### Extracted data

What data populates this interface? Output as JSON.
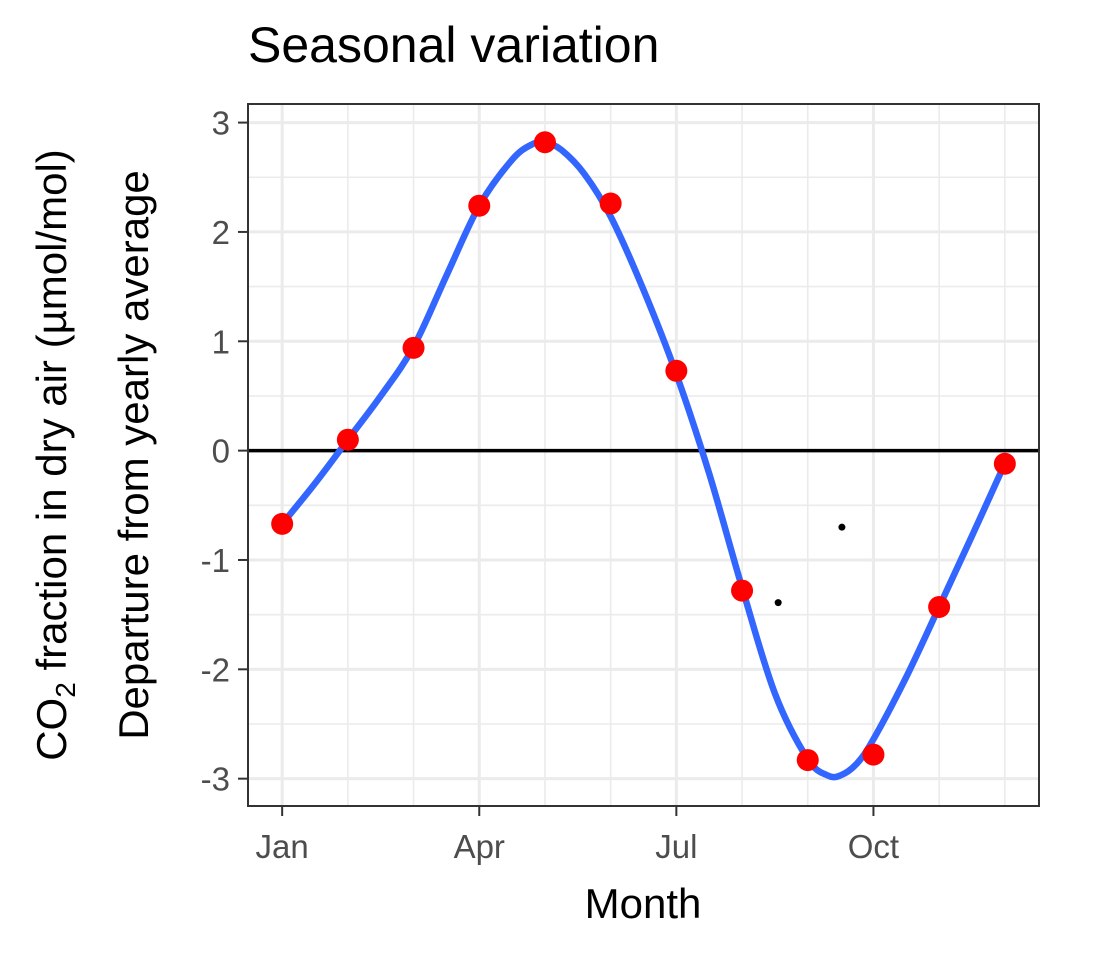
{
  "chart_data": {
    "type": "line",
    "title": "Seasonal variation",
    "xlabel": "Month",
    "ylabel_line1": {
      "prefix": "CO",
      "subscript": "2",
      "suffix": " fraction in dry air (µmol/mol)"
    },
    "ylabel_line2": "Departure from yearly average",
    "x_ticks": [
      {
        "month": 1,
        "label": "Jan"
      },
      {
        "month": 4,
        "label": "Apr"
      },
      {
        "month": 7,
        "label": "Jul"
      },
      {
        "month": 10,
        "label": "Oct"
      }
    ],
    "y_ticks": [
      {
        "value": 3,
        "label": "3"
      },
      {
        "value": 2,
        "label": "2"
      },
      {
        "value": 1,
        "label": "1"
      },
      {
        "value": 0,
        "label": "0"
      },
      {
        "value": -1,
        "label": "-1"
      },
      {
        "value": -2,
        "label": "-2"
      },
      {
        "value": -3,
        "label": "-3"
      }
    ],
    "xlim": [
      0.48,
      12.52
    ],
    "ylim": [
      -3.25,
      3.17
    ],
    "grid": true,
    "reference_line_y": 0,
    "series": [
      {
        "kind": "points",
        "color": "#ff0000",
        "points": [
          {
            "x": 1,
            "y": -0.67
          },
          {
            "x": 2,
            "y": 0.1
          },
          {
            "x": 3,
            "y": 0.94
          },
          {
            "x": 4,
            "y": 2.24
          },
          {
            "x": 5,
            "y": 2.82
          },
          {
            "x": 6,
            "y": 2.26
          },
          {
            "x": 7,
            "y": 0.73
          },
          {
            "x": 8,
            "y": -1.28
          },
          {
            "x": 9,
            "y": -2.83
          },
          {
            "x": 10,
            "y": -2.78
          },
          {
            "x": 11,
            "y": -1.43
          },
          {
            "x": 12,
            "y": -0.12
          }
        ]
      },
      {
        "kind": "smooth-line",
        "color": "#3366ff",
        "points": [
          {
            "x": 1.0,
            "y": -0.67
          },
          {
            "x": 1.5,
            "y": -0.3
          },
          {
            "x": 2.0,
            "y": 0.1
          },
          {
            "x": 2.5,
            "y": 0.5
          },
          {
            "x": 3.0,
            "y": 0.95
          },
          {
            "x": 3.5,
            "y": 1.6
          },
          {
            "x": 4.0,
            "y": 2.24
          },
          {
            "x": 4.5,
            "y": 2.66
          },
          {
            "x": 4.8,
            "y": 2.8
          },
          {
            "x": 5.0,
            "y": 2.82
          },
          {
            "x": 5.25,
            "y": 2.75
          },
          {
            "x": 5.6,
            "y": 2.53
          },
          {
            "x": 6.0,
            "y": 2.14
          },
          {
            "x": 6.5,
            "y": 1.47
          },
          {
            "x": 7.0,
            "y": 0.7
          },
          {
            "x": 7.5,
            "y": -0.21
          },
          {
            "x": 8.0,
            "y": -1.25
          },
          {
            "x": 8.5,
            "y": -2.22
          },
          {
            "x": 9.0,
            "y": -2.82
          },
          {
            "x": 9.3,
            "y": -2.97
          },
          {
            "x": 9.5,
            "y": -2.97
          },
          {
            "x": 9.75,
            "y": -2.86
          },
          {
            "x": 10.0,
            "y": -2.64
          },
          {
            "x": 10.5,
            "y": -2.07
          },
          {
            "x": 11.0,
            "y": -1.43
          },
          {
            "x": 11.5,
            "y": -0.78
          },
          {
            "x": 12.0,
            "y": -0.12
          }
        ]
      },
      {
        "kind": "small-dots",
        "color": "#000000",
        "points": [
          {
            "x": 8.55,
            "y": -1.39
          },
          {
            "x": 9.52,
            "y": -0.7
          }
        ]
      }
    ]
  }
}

### What to work on
All preceding records should be duplicated verbatim, images excepted.

### Task solution
What data populates this interface? Output as JSON.
{
  "chart_data": {
    "type": "line",
    "title": "Seasonal variation",
    "xlabel": "Month",
    "ylabel_line1": {
      "prefix": "CO",
      "subscript": "2",
      "suffix": " fraction in dry air (µmol/mol)"
    },
    "ylabel_line2": "Departure from yearly average",
    "x_ticks": [
      {
        "month": 1,
        "label": "Jan"
      },
      {
        "month": 4,
        "label": "Apr"
      },
      {
        "month": 7,
        "label": "Jul"
      },
      {
        "month": 10,
        "label": "Oct"
      }
    ],
    "y_ticks": [
      {
        "value": 3,
        "label": "3"
      },
      {
        "value": 2,
        "label": "2"
      },
      {
        "value": 1,
        "label": "1"
      },
      {
        "value": 0,
        "label": "0"
      },
      {
        "value": -1,
        "label": "-1"
      },
      {
        "value": -2,
        "label": "-2"
      },
      {
        "value": -3,
        "label": "-3"
      }
    ],
    "xlim": [
      0.48,
      12.52
    ],
    "ylim": [
      -3.25,
      3.17
    ],
    "grid": true,
    "reference_line_y": 0,
    "series": [
      {
        "kind": "points",
        "color": "#ff0000",
        "points": [
          {
            "x": 1,
            "y": -0.67
          },
          {
            "x": 2,
            "y": 0.1
          },
          {
            "x": 3,
            "y": 0.94
          },
          {
            "x": 4,
            "y": 2.24
          },
          {
            "x": 5,
            "y": 2.82
          },
          {
            "x": 6,
            "y": 2.26
          },
          {
            "x": 7,
            "y": 0.73
          },
          {
            "x": 8,
            "y": -1.28
          },
          {
            "x": 9,
            "y": -2.83
          },
          {
            "x": 10,
            "y": -2.78
          },
          {
            "x": 11,
            "y": -1.43
          },
          {
            "x": 12,
            "y": -0.12
          }
        ]
      },
      {
        "kind": "smooth-line",
        "color": "#3366ff",
        "points": [
          {
            "x": 1.0,
            "y": -0.67
          },
          {
            "x": 1.5,
            "y": -0.3
          },
          {
            "x": 2.0,
            "y": 0.1
          },
          {
            "x": 2.5,
            "y": 0.5
          },
          {
            "x": 3.0,
            "y": 0.95
          },
          {
            "x": 3.5,
            "y": 1.6
          },
          {
            "x": 4.0,
            "y": 2.24
          },
          {
            "x": 4.5,
            "y": 2.66
          },
          {
            "x": 4.8,
            "y": 2.8
          },
          {
            "x": 5.0,
            "y": 2.82
          },
          {
            "x": 5.25,
            "y": 2.75
          },
          {
            "x": 5.6,
            "y": 2.53
          },
          {
            "x": 6.0,
            "y": 2.14
          },
          {
            "x": 6.5,
            "y": 1.47
          },
          {
            "x": 7.0,
            "y": 0.7
          },
          {
            "x": 7.5,
            "y": -0.21
          },
          {
            "x": 8.0,
            "y": -1.25
          },
          {
            "x": 8.5,
            "y": -2.22
          },
          {
            "x": 9.0,
            "y": -2.82
          },
          {
            "x": 9.3,
            "y": -2.97
          },
          {
            "x": 9.5,
            "y": -2.97
          },
          {
            "x": 9.75,
            "y": -2.86
          },
          {
            "x": 10.0,
            "y": -2.64
          },
          {
            "x": 10.5,
            "y": -2.07
          },
          {
            "x": 11.0,
            "y": -1.43
          },
          {
            "x": 11.5,
            "y": -0.78
          },
          {
            "x": 12.0,
            "y": -0.12
          }
        ]
      },
      {
        "kind": "small-dots",
        "color": "#000000",
        "points": [
          {
            "x": 8.55,
            "y": -1.39
          },
          {
            "x": 9.52,
            "y": -0.7
          }
        ]
      }
    ]
  }
}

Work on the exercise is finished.